> Dataset records
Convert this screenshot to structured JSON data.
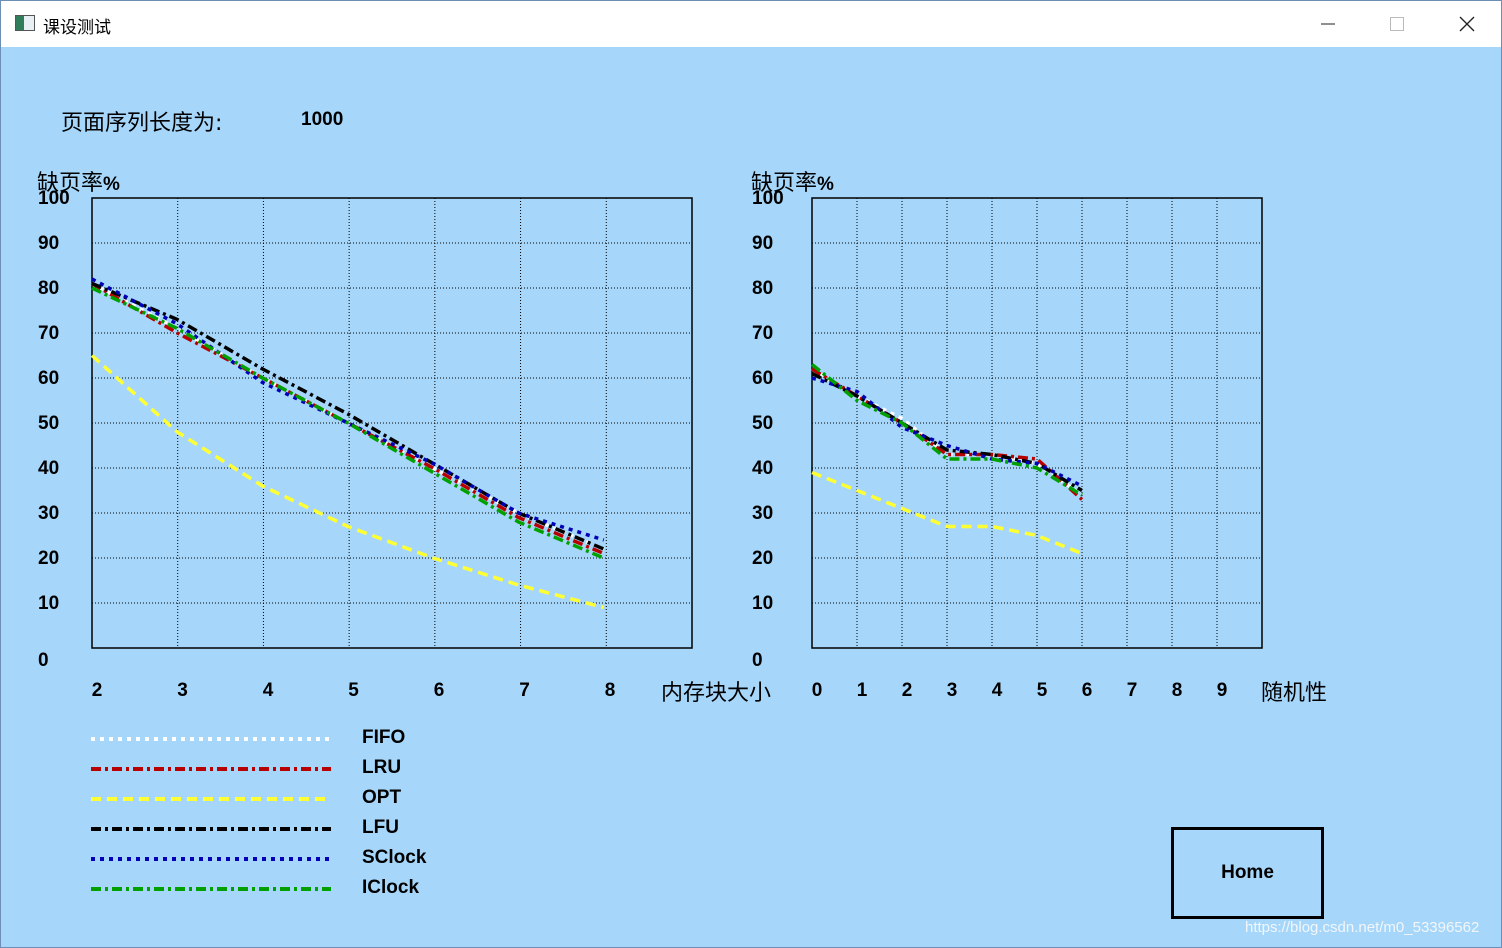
{
  "window": {
    "title": "课设测试"
  },
  "header": {
    "seq_label": "页面序列长度为:",
    "seq_value": "1000"
  },
  "chart_left": {
    "ylabel_cn": "缺页率",
    "ylabel_unit": "%",
    "xlabel": "内存块大小"
  },
  "chart_right": {
    "ylabel_cn": "缺页率",
    "ylabel_unit": "%",
    "xlabel": "随机性"
  },
  "legend": [
    {
      "name": "FIFO",
      "color": "#ffffff",
      "dash": "4,5"
    },
    {
      "name": "LRU",
      "color": "#b80000",
      "dash": "10,4,3,4"
    },
    {
      "name": "OPT",
      "color": "#ffff33",
      "dash": "10,6"
    },
    {
      "name": "LFU",
      "color": "#000000",
      "dash": "10,4,3,4"
    },
    {
      "name": "SClock",
      "color": "#0000b8",
      "dash": "4,5"
    },
    {
      "name": "IClock",
      "color": "#00a000",
      "dash": "10,4,3,4"
    }
  ],
  "home_button": "Home",
  "watermark": "https://blog.csdn.net/m0_53396562",
  "chart_data": [
    {
      "type": "line",
      "title": "",
      "ylabel": "缺页率%",
      "xlabel": "内存块大小",
      "x_ticks": [
        "2",
        "3",
        "4",
        "5",
        "6",
        "7",
        "8"
      ],
      "y_ticks": [
        "0",
        "10",
        "20",
        "30",
        "40",
        "50",
        "60",
        "70",
        "80",
        "90",
        "100"
      ],
      "ylim": [
        0,
        100
      ],
      "x": [
        2,
        3,
        4,
        5,
        6,
        7,
        8
      ],
      "grid": true,
      "series": [
        {
          "name": "FIFO",
          "values": [
            81,
            71,
            60,
            50,
            40,
            30,
            22
          ]
        },
        {
          "name": "LRU",
          "values": [
            81,
            70,
            60,
            50,
            40,
            29,
            21
          ]
        },
        {
          "name": "OPT",
          "values": [
            65,
            48,
            36,
            27,
            20,
            14,
            9
          ]
        },
        {
          "name": "LFU",
          "values": [
            81,
            73,
            62,
            52,
            41,
            30,
            22
          ]
        },
        {
          "name": "SClock",
          "values": [
            82,
            72,
            59,
            50,
            41,
            30,
            24
          ]
        },
        {
          "name": "IClock",
          "values": [
            80,
            71,
            60,
            50,
            39,
            28,
            20
          ]
        }
      ]
    },
    {
      "type": "line",
      "title": "",
      "ylabel": "缺页率%",
      "xlabel": "随机性",
      "x_ticks": [
        "0",
        "1",
        "2",
        "3",
        "4",
        "5",
        "6",
        "7",
        "8",
        "9"
      ],
      "y_ticks": [
        "0",
        "10",
        "20",
        "30",
        "40",
        "50",
        "60",
        "70",
        "80",
        "90",
        "100"
      ],
      "ylim": [
        0,
        100
      ],
      "x": [
        0,
        1,
        2,
        3,
        4,
        5,
        6
      ],
      "grid": true,
      "series": [
        {
          "name": "FIFO",
          "values": [
            62,
            56,
            51,
            43,
            43,
            41,
            34
          ]
        },
        {
          "name": "LRU",
          "values": [
            62,
            56,
            50,
            43,
            43,
            42,
            33
          ]
        },
        {
          "name": "OPT",
          "values": [
            39,
            35,
            31,
            27,
            27,
            25,
            21
          ]
        },
        {
          "name": "LFU",
          "values": [
            61,
            56,
            50,
            44,
            43,
            41,
            35
          ]
        },
        {
          "name": "SClock",
          "values": [
            60,
            57,
            49,
            45,
            42,
            41,
            36
          ]
        },
        {
          "name": "IClock",
          "values": [
            63,
            55,
            50,
            42,
            42,
            40,
            34
          ]
        }
      ]
    }
  ]
}
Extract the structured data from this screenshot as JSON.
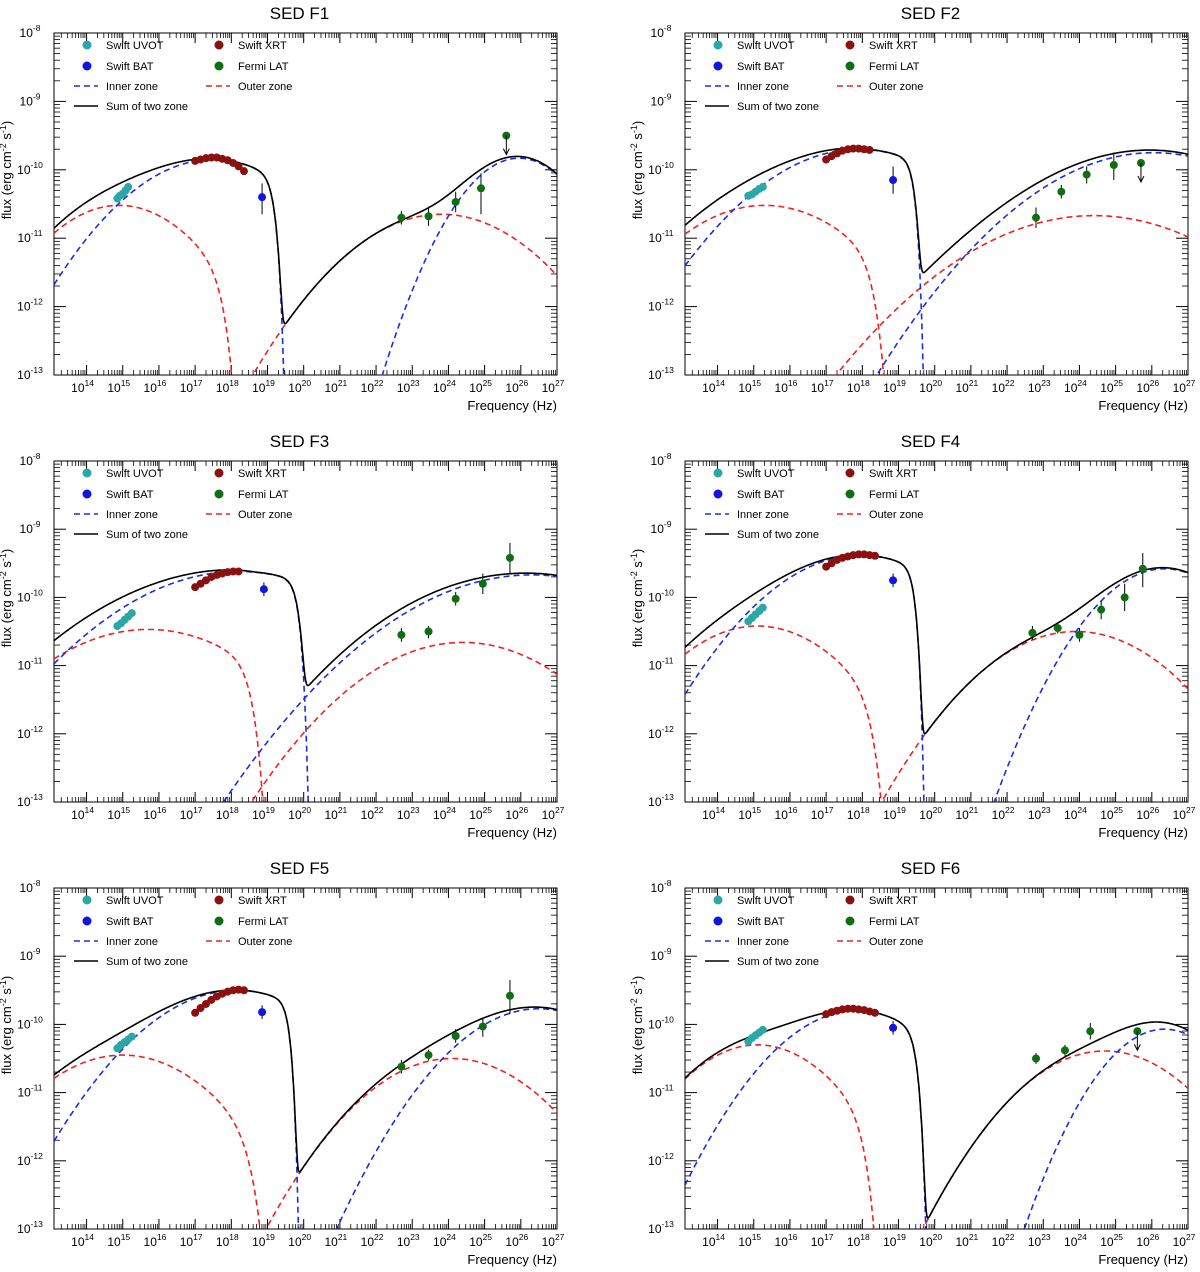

> What to do
Copy all the records above exactly, but leave out the pictures.

> Task response
Convert this screenshot to structured JSON data.
{
  "window": {
    "title": "课设测试"
  },
  "header": {
    "seq_label": "页面序列长度为:",
    "seq_value": "1000"
  },
  "chart_left": {
    "ylabel_cn": "缺页率",
    "ylabel_unit": "%",
    "xlabel": "内存块大小"
  },
  "chart_right": {
    "ylabel_cn": "缺页率",
    "ylabel_unit": "%",
    "xlabel": "随机性"
  },
  "legend": [
    {
      "name": "FIFO",
      "color": "#ffffff",
      "dash": "4,5"
    },
    {
      "name": "LRU",
      "color": "#b80000",
      "dash": "10,4,3,4"
    },
    {
      "name": "OPT",
      "color": "#ffff33",
      "dash": "10,6"
    },
    {
      "name": "LFU",
      "color": "#000000",
      "dash": "10,4,3,4"
    },
    {
      "name": "SClock",
      "color": "#0000b8",
      "dash": "4,5"
    },
    {
      "name": "IClock",
      "color": "#00a000",
      "dash": "10,4,3,4"
    }
  ],
  "home_button": "Home",
  "watermark": "https://blog.csdn.net/m0_53396562",
  "chart_data": [
    {
      "type": "line",
      "title": "",
      "ylabel": "缺页率%",
      "xlabel": "内存块大小",
      "x_ticks": [
        "2",
        "3",
        "4",
        "5",
        "6",
        "7",
        "8"
      ],
      "y_ticks": [
        "0",
        "10",
        "20",
        "30",
        "40",
        "50",
        "60",
        "70",
        "80",
        "90",
        "100"
      ],
      "ylim": [
        0,
        100
      ],
      "x": [
        2,
        3,
        4,
        5,
        6,
        7,
        8
      ],
      "grid": true,
      "series": [
        {
          "name": "FIFO",
          "values": [
            81,
            71,
            60,
            50,
            40,
            30,
            22
          ]
        },
        {
          "name": "LRU",
          "values": [
            81,
            70,
            60,
            50,
            40,
            29,
            21
          ]
        },
        {
          "name": "OPT",
          "values": [
            65,
            48,
            36,
            27,
            20,
            14,
            9
          ]
        },
        {
          "name": "LFU",
          "values": [
            81,
            73,
            62,
            52,
            41,
            30,
            22
          ]
        },
        {
          "name": "SClock",
          "values": [
            82,
            72,
            59,
            50,
            41,
            30,
            24
          ]
        },
        {
          "name": "IClock",
          "values": [
            80,
            71,
            60,
            50,
            39,
            28,
            20
          ]
        }
      ]
    },
    {
      "type": "line",
      "title": "",
      "ylabel": "缺页率%",
      "xlabel": "随机性",
      "x_ticks": [
        "0",
        "1",
        "2",
        "3",
        "4",
        "5",
        "6",
        "7",
        "8",
        "9"
      ],
      "y_ticks": [
        "0",
        "10",
        "20",
        "30",
        "40",
        "50",
        "60",
        "70",
        "80",
        "90",
        "100"
      ],
      "ylim": [
        0,
        100
      ],
      "x": [
        0,
        1,
        2,
        3,
        4,
        5,
        6
      ],
      "grid": true,
      "series": [
        {
          "name": "FIFO",
          "values": [
            62,
            56,
            51,
            43,
            43,
            41,
            34
          ]
        },
        {
          "name": "LRU",
          "values": [
            62,
            56,
            50,
            43,
            43,
            42,
            33
          ]
        },
        {
          "name": "OPT",
          "values": [
            39,
            35,
            31,
            27,
            27,
            25,
            21
          ]
        },
        {
          "name": "LFU",
          "values": [
            61,
            56,
            50,
            44,
            43,
            41,
            35
          ]
        },
        {
          "name": "SClock",
          "values": [
            60,
            57,
            49,
            45,
            42,
            41,
            36
          ]
        },
        {
          "name": "IClock",
          "values": [
            63,
            55,
            50,
            42,
            42,
            40,
            34
          ]
        }
      ]
    }
  ]
}
Extract the structured data from this screenshot as JSON.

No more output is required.